Items from a figure collection:
┏━━
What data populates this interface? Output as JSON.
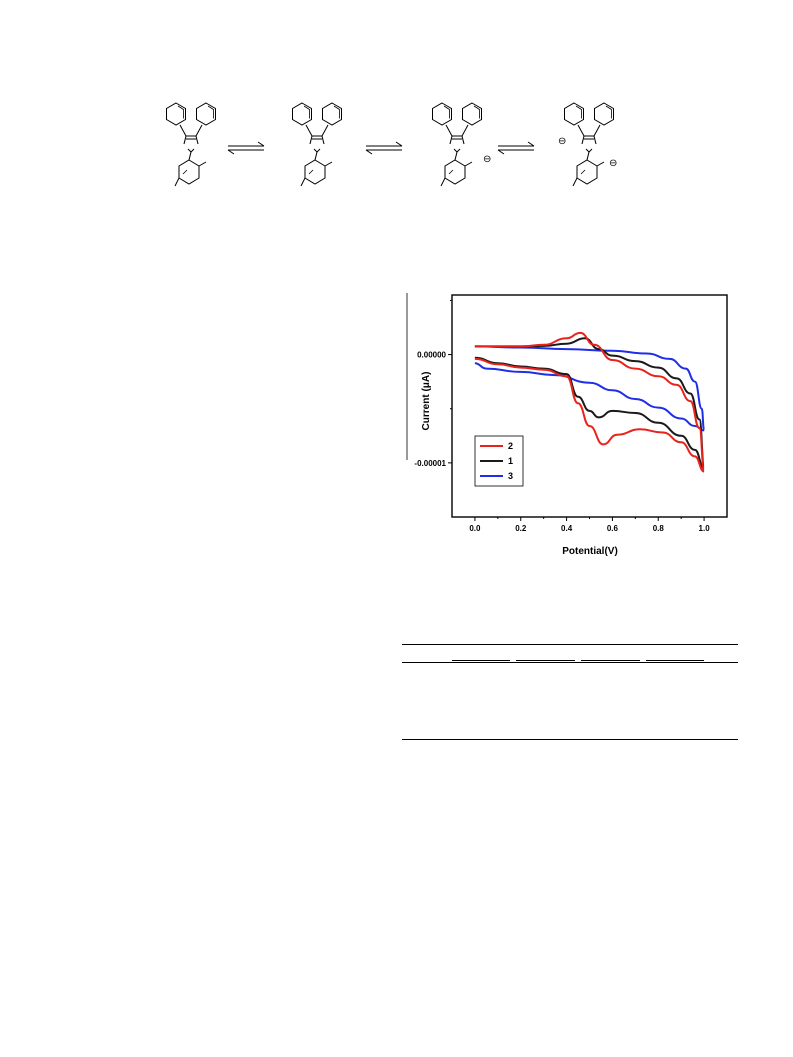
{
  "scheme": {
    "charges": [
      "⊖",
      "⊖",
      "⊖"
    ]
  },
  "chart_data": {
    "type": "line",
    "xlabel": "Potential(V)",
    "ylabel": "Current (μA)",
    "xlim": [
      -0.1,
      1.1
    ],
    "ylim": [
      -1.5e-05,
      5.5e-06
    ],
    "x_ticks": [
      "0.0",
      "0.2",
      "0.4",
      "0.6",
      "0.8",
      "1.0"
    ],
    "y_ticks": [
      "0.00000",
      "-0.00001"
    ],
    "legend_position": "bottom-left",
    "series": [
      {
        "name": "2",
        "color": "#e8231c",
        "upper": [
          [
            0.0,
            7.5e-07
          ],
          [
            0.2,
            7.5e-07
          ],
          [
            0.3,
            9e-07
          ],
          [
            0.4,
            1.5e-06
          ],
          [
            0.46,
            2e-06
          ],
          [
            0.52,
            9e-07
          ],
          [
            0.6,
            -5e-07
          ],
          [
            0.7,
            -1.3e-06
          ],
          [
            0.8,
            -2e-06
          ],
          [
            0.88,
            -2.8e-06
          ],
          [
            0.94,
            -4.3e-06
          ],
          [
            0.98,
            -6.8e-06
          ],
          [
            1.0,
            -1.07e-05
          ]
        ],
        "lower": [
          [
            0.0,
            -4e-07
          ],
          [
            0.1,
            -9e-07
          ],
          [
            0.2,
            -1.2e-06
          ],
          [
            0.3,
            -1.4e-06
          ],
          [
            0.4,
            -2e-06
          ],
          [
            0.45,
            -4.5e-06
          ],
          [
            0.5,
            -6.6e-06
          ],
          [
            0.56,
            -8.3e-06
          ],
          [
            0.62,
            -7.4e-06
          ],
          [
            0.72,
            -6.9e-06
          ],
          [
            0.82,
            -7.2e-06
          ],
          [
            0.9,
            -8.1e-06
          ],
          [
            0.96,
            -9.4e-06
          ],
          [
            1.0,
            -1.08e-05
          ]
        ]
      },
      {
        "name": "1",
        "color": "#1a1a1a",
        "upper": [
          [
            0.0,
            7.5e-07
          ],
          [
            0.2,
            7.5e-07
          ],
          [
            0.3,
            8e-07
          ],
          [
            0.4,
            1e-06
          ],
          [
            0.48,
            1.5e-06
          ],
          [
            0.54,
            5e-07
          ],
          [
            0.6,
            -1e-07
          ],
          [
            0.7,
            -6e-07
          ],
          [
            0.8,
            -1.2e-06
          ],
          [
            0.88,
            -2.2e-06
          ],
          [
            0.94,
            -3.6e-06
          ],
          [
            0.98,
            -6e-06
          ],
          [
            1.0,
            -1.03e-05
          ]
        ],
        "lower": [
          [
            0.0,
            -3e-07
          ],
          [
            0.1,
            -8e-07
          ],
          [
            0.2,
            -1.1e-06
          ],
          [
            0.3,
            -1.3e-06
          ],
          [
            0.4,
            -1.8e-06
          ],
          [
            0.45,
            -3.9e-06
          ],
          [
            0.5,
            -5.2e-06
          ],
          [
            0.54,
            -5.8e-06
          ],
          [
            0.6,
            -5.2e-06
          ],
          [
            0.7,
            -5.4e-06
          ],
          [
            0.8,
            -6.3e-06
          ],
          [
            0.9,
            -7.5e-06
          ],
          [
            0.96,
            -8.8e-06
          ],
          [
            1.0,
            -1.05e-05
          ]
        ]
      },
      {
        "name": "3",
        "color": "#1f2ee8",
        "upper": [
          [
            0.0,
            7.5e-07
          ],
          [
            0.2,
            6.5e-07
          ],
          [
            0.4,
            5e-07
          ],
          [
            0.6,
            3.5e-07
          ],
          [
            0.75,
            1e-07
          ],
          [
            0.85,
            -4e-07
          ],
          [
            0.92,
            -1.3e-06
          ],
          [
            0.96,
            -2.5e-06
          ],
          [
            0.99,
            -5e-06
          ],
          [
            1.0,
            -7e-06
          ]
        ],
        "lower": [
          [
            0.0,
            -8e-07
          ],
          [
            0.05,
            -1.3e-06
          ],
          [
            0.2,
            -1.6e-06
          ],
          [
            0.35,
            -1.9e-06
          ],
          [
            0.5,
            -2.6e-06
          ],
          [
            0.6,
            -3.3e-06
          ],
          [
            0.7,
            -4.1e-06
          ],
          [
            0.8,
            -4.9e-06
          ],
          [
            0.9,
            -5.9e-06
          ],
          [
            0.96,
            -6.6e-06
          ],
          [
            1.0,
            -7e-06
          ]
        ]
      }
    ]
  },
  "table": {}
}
┗━━
┏━━
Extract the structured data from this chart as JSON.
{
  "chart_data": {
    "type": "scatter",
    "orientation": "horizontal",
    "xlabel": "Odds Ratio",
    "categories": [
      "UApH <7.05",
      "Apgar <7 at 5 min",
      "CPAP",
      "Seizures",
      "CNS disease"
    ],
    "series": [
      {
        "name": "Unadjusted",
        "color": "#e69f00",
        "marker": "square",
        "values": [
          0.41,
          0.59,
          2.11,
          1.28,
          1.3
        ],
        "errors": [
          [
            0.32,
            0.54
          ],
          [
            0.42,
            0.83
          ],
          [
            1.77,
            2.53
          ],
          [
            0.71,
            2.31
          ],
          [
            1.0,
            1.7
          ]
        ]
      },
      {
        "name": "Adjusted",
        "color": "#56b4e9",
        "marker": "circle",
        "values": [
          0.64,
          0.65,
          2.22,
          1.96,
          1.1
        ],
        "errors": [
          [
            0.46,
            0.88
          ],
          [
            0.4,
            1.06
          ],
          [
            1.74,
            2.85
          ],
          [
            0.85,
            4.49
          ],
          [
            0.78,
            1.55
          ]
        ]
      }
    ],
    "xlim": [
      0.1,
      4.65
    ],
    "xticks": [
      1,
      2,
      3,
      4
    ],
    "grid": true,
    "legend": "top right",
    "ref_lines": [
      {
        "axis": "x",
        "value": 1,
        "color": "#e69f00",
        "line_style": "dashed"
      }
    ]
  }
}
┗━━
┏━━
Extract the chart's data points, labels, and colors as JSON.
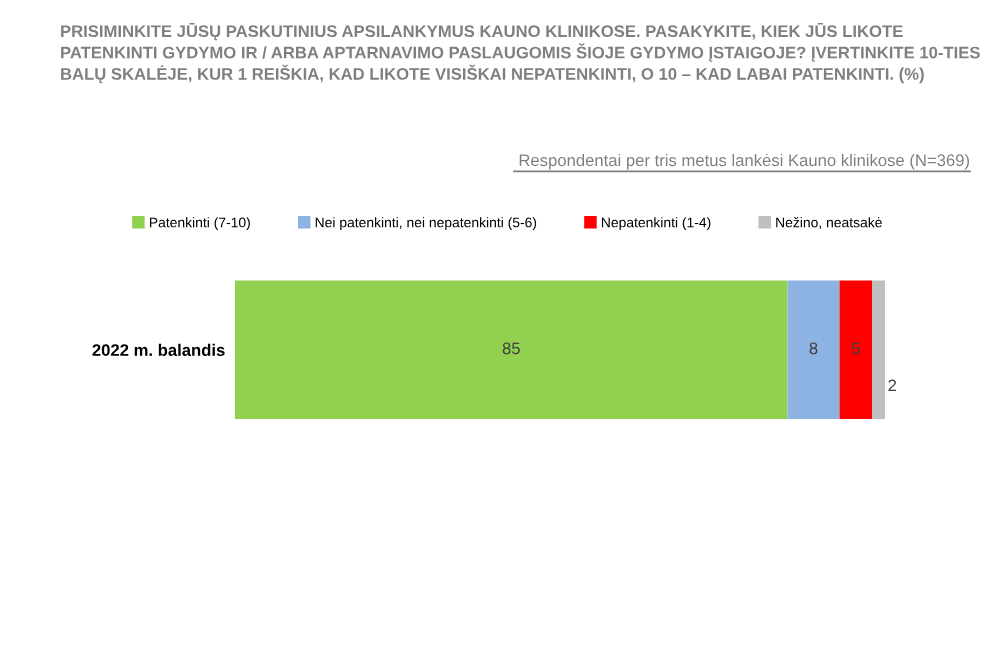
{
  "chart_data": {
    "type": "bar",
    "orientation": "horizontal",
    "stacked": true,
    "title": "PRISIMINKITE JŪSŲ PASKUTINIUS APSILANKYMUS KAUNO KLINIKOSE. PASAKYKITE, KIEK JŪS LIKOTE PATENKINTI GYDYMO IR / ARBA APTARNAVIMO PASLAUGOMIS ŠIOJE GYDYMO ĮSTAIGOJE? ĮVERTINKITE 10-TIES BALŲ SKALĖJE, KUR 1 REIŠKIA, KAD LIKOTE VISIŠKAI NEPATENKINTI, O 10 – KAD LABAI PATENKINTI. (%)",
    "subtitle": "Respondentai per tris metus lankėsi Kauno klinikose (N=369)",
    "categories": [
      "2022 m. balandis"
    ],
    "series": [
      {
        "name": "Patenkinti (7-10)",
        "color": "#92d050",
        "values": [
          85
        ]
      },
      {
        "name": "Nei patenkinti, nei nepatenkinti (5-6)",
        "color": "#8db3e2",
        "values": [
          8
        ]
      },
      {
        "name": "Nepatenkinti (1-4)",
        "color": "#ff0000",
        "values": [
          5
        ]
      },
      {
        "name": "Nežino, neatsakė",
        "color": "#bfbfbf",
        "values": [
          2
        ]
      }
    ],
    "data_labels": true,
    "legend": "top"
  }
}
┗━━
STATED TASK -> Copy each line of the preceding data that contains the string "this".

REPLY ->
What data populates this interface? Output as JSON.
Extract the structured data from this chart as JSON.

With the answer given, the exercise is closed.